> _Data provided_:

* * * *

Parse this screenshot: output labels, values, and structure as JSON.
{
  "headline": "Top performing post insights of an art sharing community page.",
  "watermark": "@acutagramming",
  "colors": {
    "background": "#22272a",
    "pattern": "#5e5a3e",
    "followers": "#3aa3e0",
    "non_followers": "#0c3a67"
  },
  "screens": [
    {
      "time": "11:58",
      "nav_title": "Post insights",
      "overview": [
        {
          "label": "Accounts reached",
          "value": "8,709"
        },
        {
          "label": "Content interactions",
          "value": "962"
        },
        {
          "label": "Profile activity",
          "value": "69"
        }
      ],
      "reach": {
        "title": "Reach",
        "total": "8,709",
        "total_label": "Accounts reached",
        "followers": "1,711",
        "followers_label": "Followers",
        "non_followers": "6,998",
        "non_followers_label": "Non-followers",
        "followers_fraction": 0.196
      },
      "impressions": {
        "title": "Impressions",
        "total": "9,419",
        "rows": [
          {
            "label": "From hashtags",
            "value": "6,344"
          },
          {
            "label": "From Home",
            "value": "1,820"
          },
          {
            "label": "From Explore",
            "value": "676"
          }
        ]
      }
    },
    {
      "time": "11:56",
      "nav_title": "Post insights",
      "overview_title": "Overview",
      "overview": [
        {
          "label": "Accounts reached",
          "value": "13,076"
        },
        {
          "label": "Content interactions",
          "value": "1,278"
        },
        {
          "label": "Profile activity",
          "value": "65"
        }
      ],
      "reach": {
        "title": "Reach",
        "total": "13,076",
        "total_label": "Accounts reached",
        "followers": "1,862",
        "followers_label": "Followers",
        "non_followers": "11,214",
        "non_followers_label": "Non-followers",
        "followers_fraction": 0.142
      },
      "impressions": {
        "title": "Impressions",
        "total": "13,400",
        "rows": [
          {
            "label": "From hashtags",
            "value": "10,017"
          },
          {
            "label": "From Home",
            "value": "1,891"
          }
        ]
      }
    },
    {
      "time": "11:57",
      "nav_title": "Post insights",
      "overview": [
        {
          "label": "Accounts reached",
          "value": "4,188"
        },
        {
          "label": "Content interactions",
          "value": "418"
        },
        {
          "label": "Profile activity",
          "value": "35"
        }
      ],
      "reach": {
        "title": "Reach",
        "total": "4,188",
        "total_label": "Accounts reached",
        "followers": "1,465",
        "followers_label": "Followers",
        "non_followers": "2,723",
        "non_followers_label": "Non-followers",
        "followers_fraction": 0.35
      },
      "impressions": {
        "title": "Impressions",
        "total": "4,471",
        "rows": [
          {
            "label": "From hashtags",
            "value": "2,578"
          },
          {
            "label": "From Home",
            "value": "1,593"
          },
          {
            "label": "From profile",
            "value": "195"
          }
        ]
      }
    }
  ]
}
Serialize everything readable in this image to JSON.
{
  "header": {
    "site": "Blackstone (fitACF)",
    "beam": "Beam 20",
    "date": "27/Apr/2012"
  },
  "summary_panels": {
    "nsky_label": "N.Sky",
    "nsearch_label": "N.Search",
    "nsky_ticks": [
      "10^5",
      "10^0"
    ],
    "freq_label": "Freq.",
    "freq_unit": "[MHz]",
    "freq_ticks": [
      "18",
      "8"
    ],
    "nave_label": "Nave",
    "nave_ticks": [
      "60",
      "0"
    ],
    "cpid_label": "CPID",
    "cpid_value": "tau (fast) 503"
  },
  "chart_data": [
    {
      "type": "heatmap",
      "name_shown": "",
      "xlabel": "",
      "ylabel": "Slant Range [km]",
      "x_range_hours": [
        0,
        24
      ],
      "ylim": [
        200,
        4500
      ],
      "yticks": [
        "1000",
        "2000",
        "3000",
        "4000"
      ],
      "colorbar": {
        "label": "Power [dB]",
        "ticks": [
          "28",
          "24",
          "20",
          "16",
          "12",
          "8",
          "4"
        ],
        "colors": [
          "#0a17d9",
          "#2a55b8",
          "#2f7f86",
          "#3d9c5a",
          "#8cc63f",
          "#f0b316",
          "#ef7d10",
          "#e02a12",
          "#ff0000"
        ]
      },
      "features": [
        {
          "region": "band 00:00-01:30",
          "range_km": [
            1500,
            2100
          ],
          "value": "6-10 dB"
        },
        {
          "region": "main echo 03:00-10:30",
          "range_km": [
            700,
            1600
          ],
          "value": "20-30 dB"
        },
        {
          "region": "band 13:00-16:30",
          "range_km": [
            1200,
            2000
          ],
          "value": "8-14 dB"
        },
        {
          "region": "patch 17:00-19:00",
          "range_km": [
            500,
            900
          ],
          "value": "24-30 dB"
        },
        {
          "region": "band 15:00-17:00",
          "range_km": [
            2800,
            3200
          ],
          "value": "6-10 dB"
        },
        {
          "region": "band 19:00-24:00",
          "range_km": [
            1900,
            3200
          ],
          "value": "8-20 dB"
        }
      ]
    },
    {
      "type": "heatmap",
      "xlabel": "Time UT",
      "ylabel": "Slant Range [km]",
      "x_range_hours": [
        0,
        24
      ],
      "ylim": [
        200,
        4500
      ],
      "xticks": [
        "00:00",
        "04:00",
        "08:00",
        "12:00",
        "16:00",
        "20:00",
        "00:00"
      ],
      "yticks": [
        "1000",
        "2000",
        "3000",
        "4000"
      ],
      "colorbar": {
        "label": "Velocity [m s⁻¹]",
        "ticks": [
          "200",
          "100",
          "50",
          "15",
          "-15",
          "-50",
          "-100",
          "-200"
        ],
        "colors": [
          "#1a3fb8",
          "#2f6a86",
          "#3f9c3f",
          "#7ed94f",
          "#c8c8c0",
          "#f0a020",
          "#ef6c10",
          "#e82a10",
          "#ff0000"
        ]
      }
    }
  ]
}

* * * *

Show all lines in the entries above where the string "band" appears.

> _Solution to this problem_:
          "region": "band 00:00-01:30",
          "region": "band 13:00-16:30",
          "region": "band 15:00-17:00",
          "region": "band 19:00-24:00",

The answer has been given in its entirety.